** start DATA EXTRACT **

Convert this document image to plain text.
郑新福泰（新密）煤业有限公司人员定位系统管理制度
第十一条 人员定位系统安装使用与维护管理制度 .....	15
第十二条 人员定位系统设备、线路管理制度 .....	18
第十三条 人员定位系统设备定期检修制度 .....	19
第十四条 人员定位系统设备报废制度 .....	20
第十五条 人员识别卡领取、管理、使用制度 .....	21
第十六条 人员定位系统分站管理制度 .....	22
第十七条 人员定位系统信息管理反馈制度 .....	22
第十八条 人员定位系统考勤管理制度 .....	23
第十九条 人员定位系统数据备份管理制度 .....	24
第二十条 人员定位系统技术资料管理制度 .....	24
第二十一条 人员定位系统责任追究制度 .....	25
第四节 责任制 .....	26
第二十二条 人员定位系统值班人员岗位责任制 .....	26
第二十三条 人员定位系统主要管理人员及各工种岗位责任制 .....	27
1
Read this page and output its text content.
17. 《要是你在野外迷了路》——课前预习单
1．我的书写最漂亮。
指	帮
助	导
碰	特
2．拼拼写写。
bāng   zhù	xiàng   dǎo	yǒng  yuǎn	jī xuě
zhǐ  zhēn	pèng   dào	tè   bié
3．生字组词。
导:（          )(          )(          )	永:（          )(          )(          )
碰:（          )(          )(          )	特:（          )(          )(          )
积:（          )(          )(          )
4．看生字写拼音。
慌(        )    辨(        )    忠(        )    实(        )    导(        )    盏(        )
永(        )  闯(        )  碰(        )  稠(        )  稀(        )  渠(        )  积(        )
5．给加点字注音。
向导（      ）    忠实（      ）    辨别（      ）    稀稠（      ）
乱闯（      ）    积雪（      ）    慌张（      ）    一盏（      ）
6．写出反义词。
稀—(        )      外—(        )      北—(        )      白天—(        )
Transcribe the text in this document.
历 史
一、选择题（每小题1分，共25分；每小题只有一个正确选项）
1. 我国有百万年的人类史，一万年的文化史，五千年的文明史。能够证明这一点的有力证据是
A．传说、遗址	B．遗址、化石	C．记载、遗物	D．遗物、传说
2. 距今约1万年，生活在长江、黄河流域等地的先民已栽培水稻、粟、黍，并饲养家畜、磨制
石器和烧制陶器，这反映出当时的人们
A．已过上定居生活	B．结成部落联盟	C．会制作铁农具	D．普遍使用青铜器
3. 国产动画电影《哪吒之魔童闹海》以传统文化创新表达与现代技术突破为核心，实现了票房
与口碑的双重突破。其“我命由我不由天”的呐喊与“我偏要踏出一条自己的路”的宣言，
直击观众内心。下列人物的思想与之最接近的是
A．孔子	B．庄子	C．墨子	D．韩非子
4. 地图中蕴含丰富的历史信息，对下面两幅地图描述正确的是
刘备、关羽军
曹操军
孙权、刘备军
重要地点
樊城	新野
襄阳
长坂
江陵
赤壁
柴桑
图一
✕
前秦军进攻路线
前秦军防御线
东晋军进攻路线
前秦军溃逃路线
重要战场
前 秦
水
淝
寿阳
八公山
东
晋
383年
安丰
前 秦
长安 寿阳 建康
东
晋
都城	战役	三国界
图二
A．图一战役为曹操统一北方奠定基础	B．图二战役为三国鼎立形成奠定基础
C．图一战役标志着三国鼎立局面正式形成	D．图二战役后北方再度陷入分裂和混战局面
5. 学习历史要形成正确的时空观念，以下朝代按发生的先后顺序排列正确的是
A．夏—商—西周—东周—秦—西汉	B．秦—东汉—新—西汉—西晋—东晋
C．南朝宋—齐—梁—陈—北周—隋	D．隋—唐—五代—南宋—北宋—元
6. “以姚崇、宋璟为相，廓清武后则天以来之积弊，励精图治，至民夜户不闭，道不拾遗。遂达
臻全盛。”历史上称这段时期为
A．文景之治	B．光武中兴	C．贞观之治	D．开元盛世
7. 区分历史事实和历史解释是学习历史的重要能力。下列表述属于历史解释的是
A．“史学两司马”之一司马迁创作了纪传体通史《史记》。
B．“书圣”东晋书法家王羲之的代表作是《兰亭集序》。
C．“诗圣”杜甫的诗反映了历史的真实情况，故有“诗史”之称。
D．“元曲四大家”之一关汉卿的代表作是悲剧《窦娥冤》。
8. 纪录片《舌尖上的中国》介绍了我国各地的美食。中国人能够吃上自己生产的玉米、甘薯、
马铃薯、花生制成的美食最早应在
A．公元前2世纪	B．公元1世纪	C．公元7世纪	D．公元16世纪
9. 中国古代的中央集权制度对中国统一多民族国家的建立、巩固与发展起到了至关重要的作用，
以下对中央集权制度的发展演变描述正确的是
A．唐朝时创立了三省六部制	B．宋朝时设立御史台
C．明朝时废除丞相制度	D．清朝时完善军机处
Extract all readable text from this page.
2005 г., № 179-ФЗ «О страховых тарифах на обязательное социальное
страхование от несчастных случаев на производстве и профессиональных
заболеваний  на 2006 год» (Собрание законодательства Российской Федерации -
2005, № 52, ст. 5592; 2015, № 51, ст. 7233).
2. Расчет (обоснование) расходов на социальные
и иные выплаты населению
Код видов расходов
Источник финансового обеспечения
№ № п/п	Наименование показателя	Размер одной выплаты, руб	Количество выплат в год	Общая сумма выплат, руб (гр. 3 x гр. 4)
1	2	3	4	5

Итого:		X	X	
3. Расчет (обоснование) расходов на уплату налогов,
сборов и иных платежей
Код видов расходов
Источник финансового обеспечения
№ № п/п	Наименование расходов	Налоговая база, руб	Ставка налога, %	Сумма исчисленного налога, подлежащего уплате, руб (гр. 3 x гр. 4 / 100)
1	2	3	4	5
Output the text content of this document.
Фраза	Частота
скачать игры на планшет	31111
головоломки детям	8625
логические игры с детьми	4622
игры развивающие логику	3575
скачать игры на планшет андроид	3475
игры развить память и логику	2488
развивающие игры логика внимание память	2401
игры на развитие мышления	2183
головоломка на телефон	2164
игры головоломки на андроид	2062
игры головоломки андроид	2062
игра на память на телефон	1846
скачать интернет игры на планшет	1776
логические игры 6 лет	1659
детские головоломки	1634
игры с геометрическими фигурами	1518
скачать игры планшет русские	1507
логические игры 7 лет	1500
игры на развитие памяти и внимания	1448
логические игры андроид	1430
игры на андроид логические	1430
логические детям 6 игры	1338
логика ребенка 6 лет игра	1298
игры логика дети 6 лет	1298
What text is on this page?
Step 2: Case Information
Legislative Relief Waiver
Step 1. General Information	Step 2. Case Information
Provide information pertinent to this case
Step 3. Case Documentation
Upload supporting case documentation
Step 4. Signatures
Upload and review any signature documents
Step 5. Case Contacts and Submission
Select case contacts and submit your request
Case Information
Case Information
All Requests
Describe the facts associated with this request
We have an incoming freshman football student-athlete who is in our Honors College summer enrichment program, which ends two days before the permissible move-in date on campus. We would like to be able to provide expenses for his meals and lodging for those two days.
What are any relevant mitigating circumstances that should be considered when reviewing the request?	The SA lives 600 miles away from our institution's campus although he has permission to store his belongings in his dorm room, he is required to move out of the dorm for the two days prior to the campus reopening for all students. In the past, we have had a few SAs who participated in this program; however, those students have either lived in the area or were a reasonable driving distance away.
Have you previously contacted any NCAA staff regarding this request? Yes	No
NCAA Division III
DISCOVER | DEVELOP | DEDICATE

** end DATA EXTRACT **

TASK STATEMENT
Gather up the lines containing the word "NCAA" from these records and copy them.

TASK SOLUTION
Have you previously contacted any NCAA staff regarding this request? Yes	No
NCAA Division III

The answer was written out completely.